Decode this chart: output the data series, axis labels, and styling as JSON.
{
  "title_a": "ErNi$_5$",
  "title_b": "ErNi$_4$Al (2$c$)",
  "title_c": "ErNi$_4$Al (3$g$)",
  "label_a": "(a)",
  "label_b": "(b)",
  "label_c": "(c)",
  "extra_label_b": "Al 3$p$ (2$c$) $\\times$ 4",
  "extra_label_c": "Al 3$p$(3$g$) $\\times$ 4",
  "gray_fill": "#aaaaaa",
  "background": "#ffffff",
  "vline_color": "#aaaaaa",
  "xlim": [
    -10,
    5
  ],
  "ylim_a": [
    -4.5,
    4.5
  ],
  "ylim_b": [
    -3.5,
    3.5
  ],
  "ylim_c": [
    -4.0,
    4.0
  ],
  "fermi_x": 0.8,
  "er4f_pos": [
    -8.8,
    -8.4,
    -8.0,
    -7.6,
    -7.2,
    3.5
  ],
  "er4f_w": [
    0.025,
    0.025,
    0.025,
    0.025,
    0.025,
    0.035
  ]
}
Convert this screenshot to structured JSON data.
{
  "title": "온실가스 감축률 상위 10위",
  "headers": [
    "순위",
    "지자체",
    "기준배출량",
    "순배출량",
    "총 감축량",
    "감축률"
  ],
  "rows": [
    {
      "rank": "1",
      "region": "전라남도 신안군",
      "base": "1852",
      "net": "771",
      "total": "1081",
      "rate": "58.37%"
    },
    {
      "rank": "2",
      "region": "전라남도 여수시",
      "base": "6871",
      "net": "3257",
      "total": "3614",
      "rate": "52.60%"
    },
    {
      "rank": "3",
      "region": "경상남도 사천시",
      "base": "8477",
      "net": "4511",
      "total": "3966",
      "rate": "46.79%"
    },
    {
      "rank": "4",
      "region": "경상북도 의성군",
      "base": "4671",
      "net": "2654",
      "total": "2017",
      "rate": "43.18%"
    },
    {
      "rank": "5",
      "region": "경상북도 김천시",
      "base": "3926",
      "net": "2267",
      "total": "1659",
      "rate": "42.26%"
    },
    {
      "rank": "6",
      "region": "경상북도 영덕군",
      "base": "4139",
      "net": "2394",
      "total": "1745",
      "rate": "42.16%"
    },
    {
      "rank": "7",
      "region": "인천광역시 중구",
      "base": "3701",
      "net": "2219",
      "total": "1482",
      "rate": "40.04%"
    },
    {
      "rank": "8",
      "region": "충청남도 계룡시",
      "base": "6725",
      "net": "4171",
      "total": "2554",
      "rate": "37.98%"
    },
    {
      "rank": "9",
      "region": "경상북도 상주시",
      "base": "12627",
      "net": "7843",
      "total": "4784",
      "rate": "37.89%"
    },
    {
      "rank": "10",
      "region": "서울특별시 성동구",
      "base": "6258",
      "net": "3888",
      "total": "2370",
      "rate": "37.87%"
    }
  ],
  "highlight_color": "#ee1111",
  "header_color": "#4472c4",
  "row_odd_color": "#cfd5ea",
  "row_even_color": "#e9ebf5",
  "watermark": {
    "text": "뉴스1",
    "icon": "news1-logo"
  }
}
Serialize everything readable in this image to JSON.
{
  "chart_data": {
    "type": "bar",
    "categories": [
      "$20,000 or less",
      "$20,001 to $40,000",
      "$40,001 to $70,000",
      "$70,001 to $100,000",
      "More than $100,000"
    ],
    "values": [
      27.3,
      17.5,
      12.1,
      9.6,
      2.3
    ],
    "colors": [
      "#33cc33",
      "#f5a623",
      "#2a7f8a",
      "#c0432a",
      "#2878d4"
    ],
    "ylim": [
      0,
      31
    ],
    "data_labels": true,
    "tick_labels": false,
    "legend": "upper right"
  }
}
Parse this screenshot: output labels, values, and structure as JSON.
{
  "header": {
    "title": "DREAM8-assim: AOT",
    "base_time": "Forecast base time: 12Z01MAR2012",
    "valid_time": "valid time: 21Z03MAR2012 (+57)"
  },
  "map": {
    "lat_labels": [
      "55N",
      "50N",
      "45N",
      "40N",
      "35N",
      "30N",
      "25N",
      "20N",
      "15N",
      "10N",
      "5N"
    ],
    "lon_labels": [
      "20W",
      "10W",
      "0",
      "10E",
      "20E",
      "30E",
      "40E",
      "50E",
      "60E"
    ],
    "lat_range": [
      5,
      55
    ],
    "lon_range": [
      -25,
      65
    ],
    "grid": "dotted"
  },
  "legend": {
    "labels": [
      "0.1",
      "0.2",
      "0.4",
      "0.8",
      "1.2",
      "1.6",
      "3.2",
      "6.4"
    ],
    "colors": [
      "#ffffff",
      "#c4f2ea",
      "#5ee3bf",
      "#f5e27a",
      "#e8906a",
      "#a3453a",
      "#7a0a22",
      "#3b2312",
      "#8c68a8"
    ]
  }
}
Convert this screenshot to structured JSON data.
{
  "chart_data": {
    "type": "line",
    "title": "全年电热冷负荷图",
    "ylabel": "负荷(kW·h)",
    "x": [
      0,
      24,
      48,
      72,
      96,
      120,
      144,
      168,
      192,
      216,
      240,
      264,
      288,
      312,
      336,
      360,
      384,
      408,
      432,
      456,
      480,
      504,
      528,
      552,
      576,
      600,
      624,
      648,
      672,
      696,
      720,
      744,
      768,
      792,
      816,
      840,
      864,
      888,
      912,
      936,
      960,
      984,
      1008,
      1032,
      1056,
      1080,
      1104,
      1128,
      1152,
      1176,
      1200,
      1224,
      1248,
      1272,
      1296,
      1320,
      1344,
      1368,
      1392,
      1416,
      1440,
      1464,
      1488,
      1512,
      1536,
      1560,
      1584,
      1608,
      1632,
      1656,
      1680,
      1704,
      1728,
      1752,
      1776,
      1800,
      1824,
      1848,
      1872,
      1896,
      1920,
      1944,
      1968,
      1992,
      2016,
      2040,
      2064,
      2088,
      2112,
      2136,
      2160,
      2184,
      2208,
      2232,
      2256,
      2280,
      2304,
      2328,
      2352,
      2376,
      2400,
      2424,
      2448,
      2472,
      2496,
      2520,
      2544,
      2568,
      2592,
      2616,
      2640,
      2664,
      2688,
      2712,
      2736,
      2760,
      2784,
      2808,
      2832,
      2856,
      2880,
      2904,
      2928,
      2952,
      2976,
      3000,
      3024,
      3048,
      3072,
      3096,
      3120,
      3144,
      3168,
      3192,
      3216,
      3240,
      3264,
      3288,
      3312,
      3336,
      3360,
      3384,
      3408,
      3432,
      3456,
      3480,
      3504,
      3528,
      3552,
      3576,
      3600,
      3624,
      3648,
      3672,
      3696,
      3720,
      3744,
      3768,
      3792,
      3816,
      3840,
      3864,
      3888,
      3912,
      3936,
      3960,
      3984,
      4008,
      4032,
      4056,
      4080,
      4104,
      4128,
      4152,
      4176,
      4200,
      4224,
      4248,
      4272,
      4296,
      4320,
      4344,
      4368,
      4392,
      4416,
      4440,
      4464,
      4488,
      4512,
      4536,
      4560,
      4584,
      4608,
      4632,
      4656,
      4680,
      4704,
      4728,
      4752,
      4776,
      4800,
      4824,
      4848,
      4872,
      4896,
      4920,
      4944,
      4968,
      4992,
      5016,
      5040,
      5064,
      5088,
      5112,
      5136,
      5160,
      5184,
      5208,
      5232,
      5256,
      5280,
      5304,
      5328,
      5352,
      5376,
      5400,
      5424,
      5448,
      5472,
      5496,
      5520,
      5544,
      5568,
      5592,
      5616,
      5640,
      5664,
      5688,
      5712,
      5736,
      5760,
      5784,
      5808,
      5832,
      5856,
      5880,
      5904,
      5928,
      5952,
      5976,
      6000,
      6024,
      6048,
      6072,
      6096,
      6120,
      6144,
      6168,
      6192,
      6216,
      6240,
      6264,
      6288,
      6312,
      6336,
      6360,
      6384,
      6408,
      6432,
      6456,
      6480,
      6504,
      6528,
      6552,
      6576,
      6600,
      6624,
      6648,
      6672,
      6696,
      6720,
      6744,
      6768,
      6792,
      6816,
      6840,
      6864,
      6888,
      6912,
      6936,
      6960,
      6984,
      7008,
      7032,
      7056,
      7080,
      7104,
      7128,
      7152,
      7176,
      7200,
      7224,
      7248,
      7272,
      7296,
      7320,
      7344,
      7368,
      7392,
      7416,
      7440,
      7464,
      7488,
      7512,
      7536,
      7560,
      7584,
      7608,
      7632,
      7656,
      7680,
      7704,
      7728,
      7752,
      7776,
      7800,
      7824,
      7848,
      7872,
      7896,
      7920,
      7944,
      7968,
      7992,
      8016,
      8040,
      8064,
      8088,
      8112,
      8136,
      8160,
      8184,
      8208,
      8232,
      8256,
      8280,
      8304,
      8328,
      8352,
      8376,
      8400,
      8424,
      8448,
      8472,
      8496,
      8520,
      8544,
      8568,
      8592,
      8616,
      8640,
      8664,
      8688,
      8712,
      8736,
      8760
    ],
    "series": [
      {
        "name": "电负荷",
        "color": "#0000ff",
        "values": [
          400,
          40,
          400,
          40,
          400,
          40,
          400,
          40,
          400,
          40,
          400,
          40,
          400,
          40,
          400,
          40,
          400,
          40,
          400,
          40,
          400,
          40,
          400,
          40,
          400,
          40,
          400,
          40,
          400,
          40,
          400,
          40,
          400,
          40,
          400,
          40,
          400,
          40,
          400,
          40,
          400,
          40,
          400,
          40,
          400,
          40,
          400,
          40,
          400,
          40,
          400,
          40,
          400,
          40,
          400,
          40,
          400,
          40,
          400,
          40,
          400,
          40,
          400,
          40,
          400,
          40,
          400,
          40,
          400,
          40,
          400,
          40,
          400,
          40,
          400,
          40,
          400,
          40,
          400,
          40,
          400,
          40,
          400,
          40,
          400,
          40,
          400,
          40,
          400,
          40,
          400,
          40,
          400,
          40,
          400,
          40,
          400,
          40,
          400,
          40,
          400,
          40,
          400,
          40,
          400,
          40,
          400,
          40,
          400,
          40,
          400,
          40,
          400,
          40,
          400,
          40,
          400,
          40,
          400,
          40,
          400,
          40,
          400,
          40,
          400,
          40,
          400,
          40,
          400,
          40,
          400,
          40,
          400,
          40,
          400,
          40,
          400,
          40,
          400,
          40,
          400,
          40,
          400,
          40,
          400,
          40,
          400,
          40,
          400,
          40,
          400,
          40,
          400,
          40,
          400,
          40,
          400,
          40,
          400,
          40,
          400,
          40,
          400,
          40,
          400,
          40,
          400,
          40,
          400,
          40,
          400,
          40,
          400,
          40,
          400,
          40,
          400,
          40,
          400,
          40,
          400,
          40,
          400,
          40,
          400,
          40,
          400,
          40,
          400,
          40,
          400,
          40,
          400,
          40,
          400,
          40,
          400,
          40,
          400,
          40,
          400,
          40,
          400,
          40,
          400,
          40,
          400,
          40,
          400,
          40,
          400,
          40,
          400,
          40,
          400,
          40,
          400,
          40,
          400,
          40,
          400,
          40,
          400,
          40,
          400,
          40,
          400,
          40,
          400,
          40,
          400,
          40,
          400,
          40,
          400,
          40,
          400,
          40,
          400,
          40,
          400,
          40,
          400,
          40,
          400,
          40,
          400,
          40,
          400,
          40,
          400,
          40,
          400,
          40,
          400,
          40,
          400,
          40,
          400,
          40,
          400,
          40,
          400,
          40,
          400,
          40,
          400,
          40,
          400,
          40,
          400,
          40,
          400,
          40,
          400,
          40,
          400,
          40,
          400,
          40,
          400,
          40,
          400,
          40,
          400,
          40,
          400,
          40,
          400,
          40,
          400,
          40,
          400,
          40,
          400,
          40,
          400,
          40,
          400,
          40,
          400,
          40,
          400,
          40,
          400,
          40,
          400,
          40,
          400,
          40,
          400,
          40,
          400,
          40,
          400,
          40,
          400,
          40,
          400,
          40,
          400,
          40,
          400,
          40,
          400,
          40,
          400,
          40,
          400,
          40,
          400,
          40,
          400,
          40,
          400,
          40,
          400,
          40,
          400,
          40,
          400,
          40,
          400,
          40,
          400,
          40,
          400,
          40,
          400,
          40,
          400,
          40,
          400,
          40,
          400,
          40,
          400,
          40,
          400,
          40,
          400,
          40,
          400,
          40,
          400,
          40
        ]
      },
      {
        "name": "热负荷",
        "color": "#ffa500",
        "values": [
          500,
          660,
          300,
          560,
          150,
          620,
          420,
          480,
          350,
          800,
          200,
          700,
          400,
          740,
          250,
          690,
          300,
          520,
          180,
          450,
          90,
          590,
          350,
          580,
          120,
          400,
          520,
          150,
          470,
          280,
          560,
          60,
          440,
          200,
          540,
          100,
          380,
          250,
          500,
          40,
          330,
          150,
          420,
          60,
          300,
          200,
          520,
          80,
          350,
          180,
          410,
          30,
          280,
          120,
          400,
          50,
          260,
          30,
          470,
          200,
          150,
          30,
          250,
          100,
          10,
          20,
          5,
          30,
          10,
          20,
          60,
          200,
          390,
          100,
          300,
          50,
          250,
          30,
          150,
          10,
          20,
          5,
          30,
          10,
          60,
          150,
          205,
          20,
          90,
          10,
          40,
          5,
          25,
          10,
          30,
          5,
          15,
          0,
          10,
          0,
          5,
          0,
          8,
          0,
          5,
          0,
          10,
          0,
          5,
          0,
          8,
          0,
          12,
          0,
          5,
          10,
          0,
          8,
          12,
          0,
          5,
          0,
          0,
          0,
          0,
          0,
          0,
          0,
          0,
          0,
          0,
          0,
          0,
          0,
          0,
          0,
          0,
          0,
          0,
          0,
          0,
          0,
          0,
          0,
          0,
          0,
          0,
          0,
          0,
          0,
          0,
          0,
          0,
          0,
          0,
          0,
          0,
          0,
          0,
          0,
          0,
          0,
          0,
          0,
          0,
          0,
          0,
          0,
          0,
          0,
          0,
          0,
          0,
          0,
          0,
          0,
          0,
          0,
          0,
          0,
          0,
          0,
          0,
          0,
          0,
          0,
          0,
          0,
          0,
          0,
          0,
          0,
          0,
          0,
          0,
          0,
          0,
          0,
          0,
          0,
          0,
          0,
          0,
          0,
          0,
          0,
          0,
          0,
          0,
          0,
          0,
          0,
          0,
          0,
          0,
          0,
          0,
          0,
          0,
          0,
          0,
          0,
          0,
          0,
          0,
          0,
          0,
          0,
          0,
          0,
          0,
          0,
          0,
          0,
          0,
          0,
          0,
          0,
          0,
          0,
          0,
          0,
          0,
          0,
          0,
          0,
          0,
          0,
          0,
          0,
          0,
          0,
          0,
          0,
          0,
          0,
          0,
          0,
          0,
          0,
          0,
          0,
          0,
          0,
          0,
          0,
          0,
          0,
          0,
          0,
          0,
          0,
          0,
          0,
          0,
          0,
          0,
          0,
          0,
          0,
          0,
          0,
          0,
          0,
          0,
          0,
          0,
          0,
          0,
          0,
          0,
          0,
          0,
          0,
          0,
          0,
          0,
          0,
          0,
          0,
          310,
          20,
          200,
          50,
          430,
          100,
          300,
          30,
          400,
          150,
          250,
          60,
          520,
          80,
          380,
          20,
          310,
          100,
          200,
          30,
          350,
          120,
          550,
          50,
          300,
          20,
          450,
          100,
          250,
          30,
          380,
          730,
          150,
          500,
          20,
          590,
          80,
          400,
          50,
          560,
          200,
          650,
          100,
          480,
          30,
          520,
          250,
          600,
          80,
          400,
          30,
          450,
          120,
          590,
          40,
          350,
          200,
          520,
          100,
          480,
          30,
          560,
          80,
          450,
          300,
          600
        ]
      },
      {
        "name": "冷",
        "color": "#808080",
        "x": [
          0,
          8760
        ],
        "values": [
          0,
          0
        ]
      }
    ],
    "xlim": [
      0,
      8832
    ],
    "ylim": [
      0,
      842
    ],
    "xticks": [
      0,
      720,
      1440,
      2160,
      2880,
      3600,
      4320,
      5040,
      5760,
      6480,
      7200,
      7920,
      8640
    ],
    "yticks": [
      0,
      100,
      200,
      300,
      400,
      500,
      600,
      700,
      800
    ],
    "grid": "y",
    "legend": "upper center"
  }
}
▬▬▬▬▬▬▬▬▬▬
*Stated task*: Identify the lines that contain the string "this", and copy every one of them.

*Output*:
Decode this chart: output the data series, axis labels, and styling as JSON.
Convert this screenshot to structured JSON data.
Serialize everything readable in this image to JSON.
Parse this screenshot: output labels, values, and structure as JSON.
Convert this screenshot to structured JSON data.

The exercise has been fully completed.